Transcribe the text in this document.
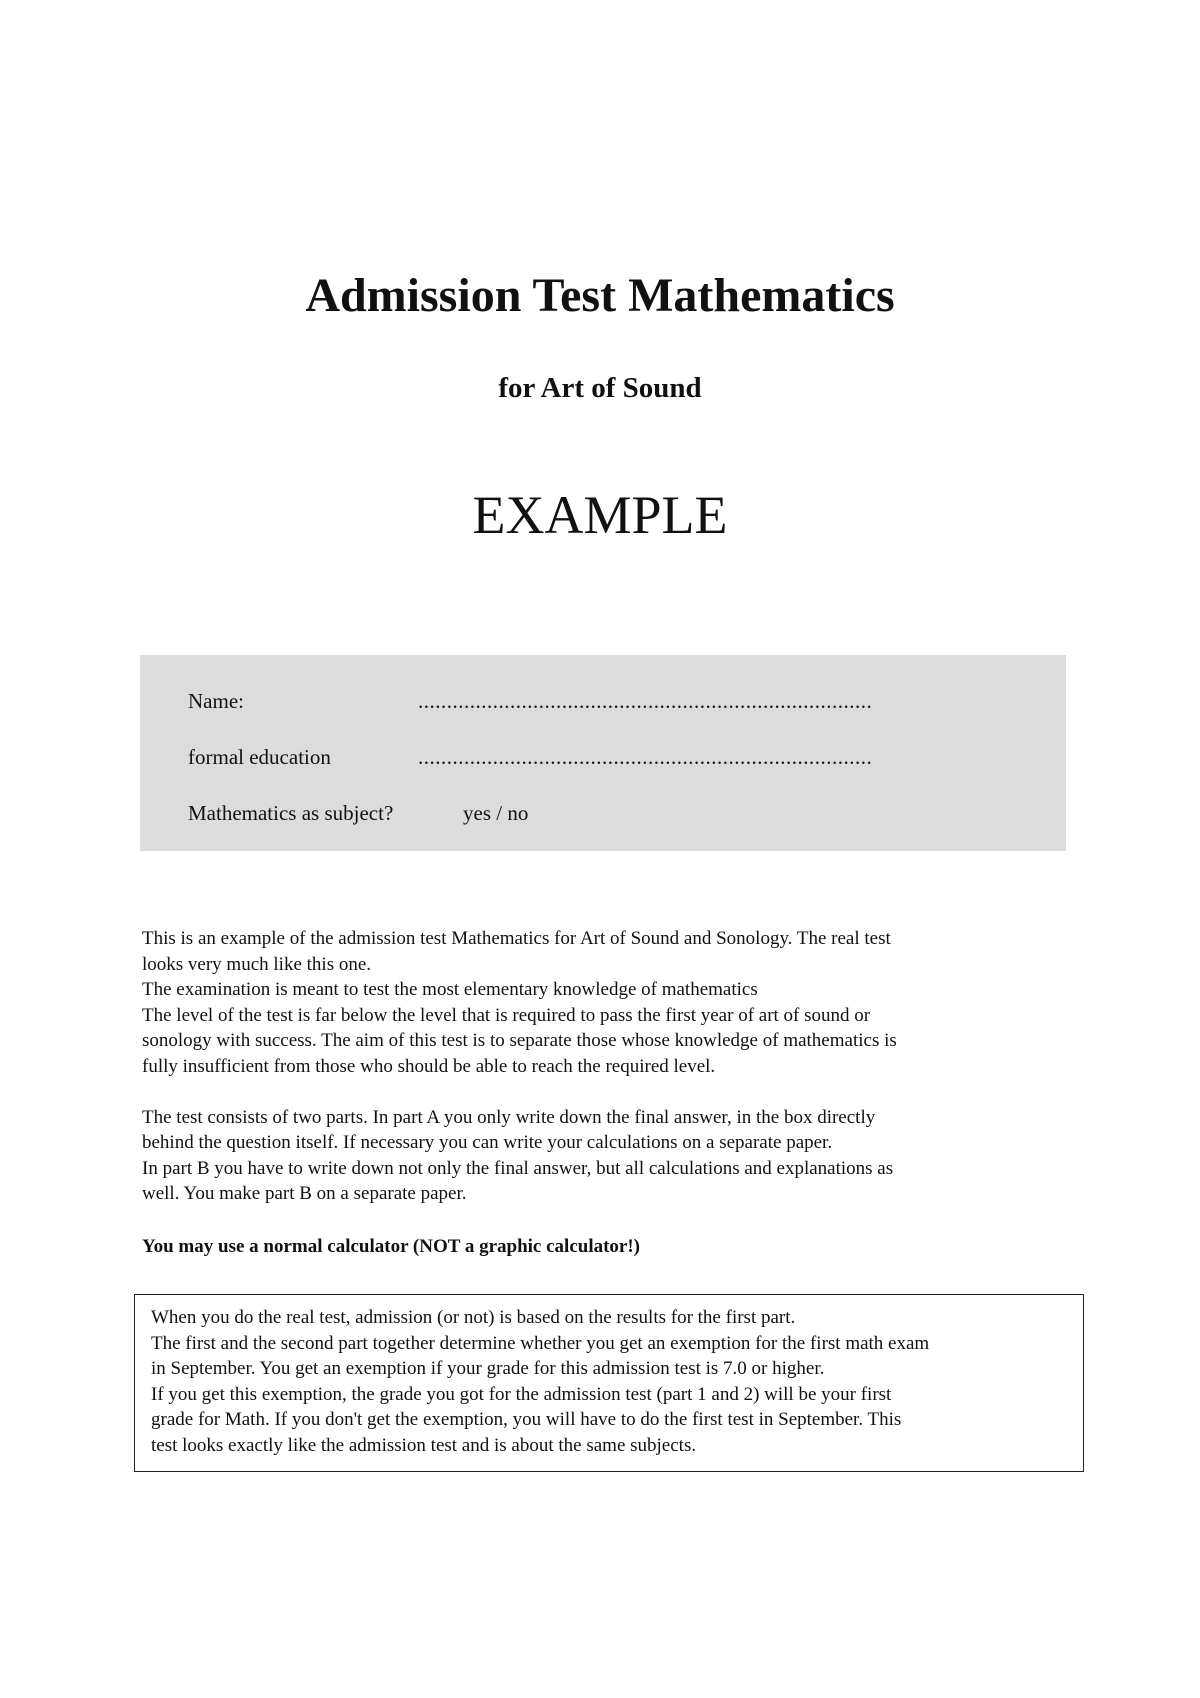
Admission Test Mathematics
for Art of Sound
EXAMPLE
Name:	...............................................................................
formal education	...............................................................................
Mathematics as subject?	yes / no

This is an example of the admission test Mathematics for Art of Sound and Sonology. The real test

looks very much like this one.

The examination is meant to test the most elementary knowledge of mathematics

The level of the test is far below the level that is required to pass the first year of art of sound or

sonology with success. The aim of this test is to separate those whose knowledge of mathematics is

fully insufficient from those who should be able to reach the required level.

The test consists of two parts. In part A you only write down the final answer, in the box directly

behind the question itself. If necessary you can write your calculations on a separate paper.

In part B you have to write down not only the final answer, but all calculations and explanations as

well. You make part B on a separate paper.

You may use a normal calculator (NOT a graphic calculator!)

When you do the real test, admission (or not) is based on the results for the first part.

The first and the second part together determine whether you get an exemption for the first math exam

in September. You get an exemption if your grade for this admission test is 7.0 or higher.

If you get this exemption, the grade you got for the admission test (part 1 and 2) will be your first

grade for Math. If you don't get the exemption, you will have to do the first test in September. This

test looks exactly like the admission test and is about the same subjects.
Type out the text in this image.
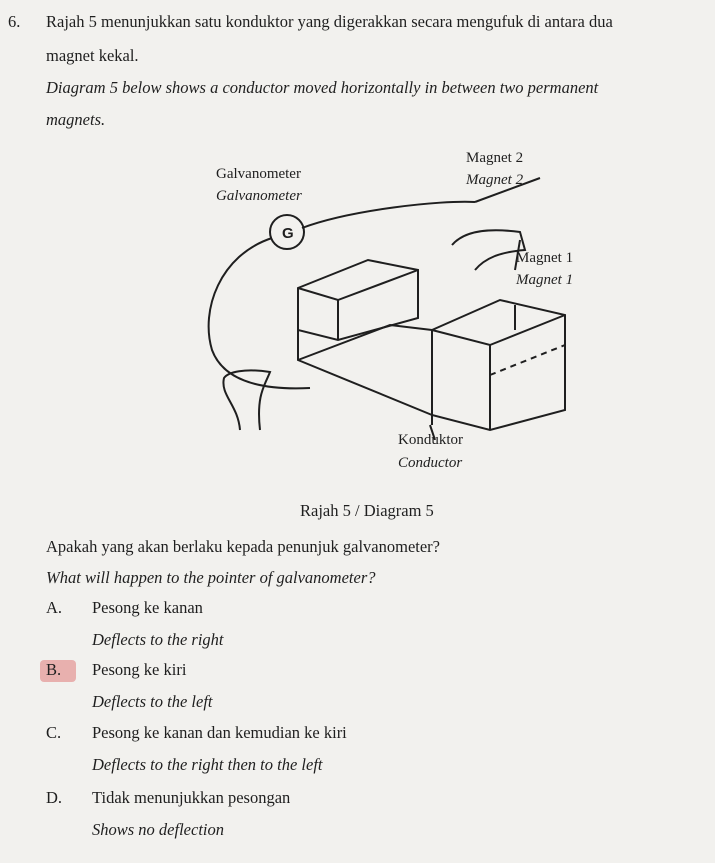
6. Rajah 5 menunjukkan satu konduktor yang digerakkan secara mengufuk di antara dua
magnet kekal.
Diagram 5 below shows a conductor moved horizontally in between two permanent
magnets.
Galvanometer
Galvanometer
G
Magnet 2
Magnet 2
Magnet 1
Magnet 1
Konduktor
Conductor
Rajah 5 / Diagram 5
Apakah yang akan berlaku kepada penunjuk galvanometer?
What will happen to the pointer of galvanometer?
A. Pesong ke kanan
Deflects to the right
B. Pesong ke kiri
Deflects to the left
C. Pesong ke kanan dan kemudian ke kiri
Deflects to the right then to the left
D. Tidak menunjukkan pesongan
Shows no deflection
....................
Exercise aim
Keep the pictures out of your copy, and repeat every entry above exactly.

Full answer
Transcribe the text in this document.
Admission Test Mathematics
for Art of Sound
EXAMPLE
Name:	...............................................................................
formal education	...............................................................................
Mathematics as subject?	yes / no

This is an example of the admission test Mathematics for Art of Sound and Sonology. The real test

looks very much like this one.

The examination is meant to test the most elementary knowledge of mathematics

The level of the test is far below the level that is required to pass the first year of art of sound or

sonology with success. The aim of this test is to separate those whose knowledge of mathematics is

fully insufficient from those who should be able to reach the required level.

The test consists of two parts. In part A you only write down the final answer, in the box directly

behind the question itself. If necessary you can write your calculations on a separate paper.

In part B you have to write down not only the final answer, but all calculations and explanations as

well. You make part B on a separate paper.

You may use a normal calculator (NOT a graphic calculator!)

When you do the real test, admission (or not) is based on the results for the first part.

The first and the second part together determine whether you get an exemption for the first math exam

in September. You get an exemption if your grade for this admission test is 7.0 or higher.

If you get this exemption, the grade you got for the admission test (part 1 and 2) will be your first

grade for Math. If you don't get the exemption, you will have to do the first test in September. This

test looks exactly like the admission test and is about the same subjects.
Type out the text in this image.
6. Rajah 5 menunjukkan satu konduktor yang digerakkan secara mengufuk di antara dua
magnet kekal.
Diagram 5 below shows a conductor moved horizontally in between two permanent
magnets.
Galvanometer
Galvanometer
G
Magnet 2
Magnet 2
Magnet 1
Magnet 1
Konduktor
Conductor
Rajah 5 / Diagram 5
Apakah yang akan berlaku kepada penunjuk galvanometer?
What will happen to the pointer of galvanometer?
A. Pesong ke kanan
Deflects to the right
B. Pesong ke kiri
Deflects to the left
C. Pesong ke kanan dan kemudian ke kiri
Deflects to the right then to the left
D. Tidak menunjukkan pesongan
Shows no deflection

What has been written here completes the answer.